Exercise instructions | Quote the lines below word for word, from the first one through the line containing "label-value: $4.20 (530, 126, 572, 141)", that line included.

Material for this exercise |
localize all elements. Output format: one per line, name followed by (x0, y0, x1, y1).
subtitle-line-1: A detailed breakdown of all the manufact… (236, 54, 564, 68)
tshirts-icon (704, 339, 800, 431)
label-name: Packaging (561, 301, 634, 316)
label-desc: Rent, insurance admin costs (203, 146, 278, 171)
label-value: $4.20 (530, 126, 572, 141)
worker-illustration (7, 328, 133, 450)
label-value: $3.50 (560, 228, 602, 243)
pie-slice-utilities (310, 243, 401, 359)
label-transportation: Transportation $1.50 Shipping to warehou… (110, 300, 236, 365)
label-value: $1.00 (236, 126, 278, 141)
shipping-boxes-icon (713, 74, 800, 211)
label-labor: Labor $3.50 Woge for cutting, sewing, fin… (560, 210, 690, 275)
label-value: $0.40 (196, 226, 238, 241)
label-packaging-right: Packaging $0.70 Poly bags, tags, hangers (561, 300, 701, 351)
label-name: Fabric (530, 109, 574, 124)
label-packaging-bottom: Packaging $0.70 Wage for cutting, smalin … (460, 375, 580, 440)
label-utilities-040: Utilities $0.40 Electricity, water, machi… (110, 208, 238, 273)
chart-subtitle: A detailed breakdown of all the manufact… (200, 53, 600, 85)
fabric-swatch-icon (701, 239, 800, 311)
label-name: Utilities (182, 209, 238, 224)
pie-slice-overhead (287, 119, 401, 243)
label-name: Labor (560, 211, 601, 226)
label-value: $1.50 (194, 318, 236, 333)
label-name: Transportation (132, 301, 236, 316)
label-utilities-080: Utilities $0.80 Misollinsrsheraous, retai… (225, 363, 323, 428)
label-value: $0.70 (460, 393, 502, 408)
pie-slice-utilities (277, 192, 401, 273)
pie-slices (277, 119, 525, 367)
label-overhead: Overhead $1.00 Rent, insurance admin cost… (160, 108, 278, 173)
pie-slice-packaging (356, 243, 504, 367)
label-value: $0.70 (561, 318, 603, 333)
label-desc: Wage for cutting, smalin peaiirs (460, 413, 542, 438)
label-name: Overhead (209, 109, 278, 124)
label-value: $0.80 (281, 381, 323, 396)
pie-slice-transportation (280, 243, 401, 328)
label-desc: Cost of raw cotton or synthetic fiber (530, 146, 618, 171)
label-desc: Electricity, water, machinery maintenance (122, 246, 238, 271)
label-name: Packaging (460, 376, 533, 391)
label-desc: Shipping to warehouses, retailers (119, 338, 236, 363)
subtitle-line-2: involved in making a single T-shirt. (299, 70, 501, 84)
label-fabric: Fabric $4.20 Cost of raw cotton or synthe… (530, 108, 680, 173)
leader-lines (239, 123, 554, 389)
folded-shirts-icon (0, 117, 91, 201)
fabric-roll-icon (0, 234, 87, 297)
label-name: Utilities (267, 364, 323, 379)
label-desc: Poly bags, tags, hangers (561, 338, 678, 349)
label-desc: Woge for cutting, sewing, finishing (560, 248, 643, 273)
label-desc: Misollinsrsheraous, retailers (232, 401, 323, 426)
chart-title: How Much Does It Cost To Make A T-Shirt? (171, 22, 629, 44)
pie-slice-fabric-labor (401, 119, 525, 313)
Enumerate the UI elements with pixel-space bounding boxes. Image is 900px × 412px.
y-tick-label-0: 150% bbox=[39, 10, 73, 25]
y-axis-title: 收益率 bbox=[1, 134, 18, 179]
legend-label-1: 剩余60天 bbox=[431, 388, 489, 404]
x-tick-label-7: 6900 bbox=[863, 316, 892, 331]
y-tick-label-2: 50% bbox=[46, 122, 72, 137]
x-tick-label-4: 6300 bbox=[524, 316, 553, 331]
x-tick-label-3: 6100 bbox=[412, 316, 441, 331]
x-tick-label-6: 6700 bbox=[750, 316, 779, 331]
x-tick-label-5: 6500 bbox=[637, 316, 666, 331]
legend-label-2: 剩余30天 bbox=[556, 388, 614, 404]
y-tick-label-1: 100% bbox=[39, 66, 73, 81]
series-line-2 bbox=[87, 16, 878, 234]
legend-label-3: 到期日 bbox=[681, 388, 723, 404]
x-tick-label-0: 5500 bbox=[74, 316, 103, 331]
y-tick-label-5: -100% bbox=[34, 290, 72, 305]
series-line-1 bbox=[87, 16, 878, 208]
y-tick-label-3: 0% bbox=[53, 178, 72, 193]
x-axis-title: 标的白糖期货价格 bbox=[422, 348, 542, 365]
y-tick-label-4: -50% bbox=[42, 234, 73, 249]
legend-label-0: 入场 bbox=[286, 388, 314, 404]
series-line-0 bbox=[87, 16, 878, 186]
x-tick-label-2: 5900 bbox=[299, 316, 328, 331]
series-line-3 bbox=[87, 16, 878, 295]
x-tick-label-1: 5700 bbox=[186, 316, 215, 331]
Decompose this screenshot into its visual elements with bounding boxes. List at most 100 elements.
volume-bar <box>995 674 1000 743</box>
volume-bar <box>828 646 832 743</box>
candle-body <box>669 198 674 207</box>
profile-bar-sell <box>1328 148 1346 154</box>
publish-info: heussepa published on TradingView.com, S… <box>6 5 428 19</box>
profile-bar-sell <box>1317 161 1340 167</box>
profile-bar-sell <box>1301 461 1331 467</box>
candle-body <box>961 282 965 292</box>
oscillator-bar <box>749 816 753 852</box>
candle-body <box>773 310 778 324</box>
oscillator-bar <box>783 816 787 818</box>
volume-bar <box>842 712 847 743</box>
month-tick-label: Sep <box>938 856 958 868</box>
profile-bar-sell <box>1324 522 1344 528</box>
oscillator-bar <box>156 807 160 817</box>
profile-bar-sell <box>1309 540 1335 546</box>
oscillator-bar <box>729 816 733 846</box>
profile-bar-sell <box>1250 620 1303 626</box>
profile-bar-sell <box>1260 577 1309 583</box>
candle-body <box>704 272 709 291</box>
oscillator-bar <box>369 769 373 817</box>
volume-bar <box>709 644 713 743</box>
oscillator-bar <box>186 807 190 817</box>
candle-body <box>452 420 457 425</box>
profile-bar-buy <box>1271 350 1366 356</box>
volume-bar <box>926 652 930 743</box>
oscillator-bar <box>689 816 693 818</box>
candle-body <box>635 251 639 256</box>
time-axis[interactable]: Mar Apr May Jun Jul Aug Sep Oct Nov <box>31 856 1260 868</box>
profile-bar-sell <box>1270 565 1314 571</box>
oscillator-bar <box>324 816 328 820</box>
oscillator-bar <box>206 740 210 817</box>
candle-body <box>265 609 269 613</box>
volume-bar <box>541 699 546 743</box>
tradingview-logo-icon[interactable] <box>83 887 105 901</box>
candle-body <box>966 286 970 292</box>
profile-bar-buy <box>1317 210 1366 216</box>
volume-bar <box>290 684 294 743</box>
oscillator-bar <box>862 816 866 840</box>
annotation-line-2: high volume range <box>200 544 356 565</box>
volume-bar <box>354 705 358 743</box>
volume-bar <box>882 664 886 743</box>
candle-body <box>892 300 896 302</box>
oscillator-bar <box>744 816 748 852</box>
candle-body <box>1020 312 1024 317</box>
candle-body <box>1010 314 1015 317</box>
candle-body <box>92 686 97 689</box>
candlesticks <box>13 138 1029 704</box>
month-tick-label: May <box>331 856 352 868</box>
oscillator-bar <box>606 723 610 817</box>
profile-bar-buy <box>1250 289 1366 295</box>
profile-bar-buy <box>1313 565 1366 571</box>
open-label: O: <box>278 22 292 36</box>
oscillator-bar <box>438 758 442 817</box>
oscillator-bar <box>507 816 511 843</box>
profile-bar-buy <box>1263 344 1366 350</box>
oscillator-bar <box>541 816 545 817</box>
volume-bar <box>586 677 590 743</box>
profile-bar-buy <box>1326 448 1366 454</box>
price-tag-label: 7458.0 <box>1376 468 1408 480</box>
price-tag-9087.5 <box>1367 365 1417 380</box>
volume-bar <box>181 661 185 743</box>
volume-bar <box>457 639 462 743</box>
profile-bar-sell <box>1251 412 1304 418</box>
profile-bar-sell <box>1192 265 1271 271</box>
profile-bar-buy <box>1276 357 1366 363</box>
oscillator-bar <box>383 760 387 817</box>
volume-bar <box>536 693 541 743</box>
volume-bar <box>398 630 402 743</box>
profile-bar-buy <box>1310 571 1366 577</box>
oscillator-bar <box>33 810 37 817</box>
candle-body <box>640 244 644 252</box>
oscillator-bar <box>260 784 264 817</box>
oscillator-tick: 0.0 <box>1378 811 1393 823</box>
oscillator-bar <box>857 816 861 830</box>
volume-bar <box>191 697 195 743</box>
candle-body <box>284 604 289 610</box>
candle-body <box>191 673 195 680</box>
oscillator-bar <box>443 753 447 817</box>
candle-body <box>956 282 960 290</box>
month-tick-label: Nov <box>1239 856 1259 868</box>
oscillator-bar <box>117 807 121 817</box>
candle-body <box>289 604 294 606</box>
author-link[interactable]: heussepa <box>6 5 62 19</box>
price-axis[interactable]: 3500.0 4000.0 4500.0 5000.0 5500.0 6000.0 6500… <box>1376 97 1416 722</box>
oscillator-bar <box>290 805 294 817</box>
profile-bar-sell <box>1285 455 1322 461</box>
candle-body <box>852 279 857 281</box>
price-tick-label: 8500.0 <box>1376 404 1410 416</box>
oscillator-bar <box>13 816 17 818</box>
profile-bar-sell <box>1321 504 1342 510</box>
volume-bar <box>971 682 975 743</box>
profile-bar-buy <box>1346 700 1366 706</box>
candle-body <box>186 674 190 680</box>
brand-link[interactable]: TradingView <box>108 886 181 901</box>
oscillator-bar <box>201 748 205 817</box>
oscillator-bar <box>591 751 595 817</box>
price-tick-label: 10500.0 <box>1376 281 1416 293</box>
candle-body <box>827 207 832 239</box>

Problem solution |
localize all elements. Output format: one per line, name followed by (x0, y0, x1, y1).
subtitle-line-1: A detailed breakdown of all the manufact… (236, 54, 564, 68)
tshirts-icon (704, 339, 800, 431)
label-name: Packaging (561, 301, 634, 316)
label-desc: Rent, insurance admin costs (203, 146, 278, 171)
label-value: $4.20 (530, 126, 572, 141)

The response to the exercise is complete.